-- BEGIN Raw data --
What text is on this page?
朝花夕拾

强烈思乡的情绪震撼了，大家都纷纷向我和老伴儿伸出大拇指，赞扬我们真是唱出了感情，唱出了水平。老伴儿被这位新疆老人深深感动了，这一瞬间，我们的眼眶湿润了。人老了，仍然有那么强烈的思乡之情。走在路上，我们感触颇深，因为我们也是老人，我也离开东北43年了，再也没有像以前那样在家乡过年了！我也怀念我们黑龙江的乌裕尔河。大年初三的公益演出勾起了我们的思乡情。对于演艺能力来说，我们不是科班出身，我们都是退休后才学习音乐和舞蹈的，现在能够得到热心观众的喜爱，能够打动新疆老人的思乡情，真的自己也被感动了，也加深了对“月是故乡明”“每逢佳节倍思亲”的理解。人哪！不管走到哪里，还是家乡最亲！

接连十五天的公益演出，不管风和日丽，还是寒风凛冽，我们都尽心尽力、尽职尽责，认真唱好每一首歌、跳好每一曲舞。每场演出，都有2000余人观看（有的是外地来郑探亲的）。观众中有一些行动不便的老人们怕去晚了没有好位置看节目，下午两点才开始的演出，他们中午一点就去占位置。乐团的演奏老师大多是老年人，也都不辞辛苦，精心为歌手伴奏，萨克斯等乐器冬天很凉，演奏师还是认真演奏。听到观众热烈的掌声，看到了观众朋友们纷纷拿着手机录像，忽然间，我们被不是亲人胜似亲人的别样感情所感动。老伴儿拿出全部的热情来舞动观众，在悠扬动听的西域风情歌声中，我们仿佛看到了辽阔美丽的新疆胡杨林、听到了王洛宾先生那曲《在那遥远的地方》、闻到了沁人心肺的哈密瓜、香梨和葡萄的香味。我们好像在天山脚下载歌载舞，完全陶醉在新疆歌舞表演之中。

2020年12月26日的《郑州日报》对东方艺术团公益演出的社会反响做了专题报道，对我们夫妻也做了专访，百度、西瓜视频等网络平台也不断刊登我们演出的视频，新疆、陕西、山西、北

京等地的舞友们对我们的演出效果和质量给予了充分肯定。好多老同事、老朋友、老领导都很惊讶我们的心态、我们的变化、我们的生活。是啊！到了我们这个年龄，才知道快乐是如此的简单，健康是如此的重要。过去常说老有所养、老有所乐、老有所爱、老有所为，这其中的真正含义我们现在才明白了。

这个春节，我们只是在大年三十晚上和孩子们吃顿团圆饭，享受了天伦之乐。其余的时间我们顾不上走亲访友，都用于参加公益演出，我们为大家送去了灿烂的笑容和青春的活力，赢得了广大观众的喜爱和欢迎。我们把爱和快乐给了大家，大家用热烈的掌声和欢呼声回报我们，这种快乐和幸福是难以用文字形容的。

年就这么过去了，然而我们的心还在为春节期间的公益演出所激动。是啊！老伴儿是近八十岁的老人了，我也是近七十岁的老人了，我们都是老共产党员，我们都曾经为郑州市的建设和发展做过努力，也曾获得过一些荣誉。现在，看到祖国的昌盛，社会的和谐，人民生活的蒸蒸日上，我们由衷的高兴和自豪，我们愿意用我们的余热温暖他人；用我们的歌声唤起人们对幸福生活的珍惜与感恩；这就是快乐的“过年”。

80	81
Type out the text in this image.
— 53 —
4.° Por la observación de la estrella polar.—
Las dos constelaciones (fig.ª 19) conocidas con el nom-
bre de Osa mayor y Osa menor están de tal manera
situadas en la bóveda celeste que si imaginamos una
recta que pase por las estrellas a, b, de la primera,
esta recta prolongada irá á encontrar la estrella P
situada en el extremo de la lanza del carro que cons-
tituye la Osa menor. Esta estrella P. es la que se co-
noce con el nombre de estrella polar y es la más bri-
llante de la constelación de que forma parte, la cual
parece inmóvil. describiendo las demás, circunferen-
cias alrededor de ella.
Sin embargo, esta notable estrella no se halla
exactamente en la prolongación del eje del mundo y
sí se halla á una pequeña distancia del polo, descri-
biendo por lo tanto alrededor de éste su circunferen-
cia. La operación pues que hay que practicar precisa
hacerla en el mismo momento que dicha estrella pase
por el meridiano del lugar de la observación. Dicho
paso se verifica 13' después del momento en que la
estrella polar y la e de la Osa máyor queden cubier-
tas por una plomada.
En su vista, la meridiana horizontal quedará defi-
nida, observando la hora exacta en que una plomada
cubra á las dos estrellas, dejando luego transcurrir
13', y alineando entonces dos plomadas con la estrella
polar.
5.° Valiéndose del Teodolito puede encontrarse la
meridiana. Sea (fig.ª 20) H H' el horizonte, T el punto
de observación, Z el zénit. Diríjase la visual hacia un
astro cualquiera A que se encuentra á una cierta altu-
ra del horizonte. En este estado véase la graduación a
-- END Raw data --
:: Request ::
Copy out each record exactly as given, omitting none.

:: Answer for the task ::
What text is on this page?
朝花夕拾

强烈思乡的情绪震撼了，大家都纷纷向我和老伴儿伸出大拇指，赞扬我们真是唱出了感情，唱出了水平。老伴儿被这位新疆老人深深感动了，这一瞬间，我们的眼眶湿润了。人老了，仍然有那么强烈的思乡之情。走在路上，我们感触颇深，因为我们也是老人，我也离开东北43年了，再也没有像以前那样在家乡过年了！我也怀念我们黑龙江的乌裕尔河。大年初三的公益演出勾起了我们的思乡情。对于演艺能力来说，我们不是科班出身，我们都是退休后才学习音乐和舞蹈的，现在能够得到热心观众的喜爱，能够打动新疆老人的思乡情，真的自己也被感动了，也加深了对“月是故乡明”“每逢佳节倍思亲”的理解。人哪！不管走到哪里，还是家乡最亲！

接连十五天的公益演出，不管风和日丽，还是寒风凛冽，我们都尽心尽力、尽职尽责，认真唱好每一首歌、跳好每一曲舞。每场演出，都有2000余人观看（有的是外地来郑探亲的）。观众中有一些行动不便的老人们怕去晚了没有好位置看节目，下午两点才开始的演出，他们中午一点就去占位置。乐团的演奏老师大多是老年人，也都不辞辛苦，精心为歌手伴奏，萨克斯等乐器冬天很凉，演奏师还是认真演奏。听到观众热烈的掌声，看到了观众朋友们纷纷拿着手机录像，忽然间，我们被不是亲人胜似亲人的别样感情所感动。老伴儿拿出全部的热情来舞动观众，在悠扬动听的西域风情歌声中，我们仿佛看到了辽阔美丽的新疆胡杨林、听到了王洛宾先生那曲《在那遥远的地方》、闻到了沁人心肺的哈密瓜、香梨和葡萄的香味。我们好像在天山脚下载歌载舞，完全陶醉在新疆歌舞表演之中。

2020年12月26日的《郑州日报》对东方艺术团公益演出的社会反响做了专题报道，对我们夫妻也做了专访，百度、西瓜视频等网络平台也不断刊登我们演出的视频，新疆、陕西、山西、北

京等地的舞友们对我们的演出效果和质量给予了充分肯定。好多老同事、老朋友、老领导都很惊讶我们的心态、我们的变化、我们的生活。是啊！到了我们这个年龄，才知道快乐是如此的简单，健康是如此的重要。过去常说老有所养、老有所乐、老有所爱、老有所为，这其中的真正含义我们现在才明白了。

这个春节，我们只是在大年三十晚上和孩子们吃顿团圆饭，享受了天伦之乐。其余的时间我们顾不上走亲访友，都用于参加公益演出，我们为大家送去了灿烂的笑容和青春的活力，赢得了广大观众的喜爱和欢迎。我们把爱和快乐给了大家，大家用热烈的掌声和欢呼声回报我们，这种快乐和幸福是难以用文字形容的。

年就这么过去了，然而我们的心还在为春节期间的公益演出所激动。是啊！老伴儿是近八十岁的老人了，我也是近七十岁的老人了，我们都是老共产党员，我们都曾经为郑州市的建设和发展做过努力，也曾获得过一些荣誉。现在，看到祖国的昌盛，社会的和谐，人民生活的蒸蒸日上，我们由衷的高兴和自豪，我们愿意用我们的余热温暖他人；用我们的歌声唤起人们对幸福生活的珍惜与感恩；这就是快乐的“过年”。

80	81
Type out the text in this image.
— 53 —
4.° Por la observación de la estrella polar.—
Las dos constelaciones (fig.ª 19) conocidas con el nom-
bre de Osa mayor y Osa menor están de tal manera
situadas en la bóveda celeste que si imaginamos una
recta que pase por las estrellas a, b, de la primera,
esta recta prolongada irá á encontrar la estrella P
situada en el extremo de la lanza del carro que cons-
tituye la Osa menor. Esta estrella P. es la que se co-
noce con el nombre de estrella polar y es la más bri-
llante de la constelación de que forma parte, la cual
parece inmóvil. describiendo las demás, circunferen-
cias alrededor de ella.
Sin embargo, esta notable estrella no se halla
exactamente en la prolongación del eje del mundo y
sí se halla á una pequeña distancia del polo, descri-
biendo por lo tanto alrededor de éste su circunferen-
cia. La operación pues que hay que practicar precisa
hacerla en el mismo momento que dicha estrella pase
por el meridiano del lugar de la observación. Dicho
paso se verifica 13' después del momento en que la
estrella polar y la e de la Osa máyor queden cubier-
tas por una plomada.
En su vista, la meridiana horizontal quedará defi-
nida, observando la hora exacta en que una plomada
cubra á las dos estrellas, dejando luego transcurrir
13', y alineando entonces dos plomadas con la estrella
polar.
5.° Valiéndose del Teodolito puede encontrarse la
meridiana. Sea (fig.ª 20) H H' el horizonte, T el punto
de observación, Z el zénit. Diríjase la visual hacia un
astro cualquiera A que se encuentra á una cierta altu-
ra del horizonte. En este estado véase la graduación a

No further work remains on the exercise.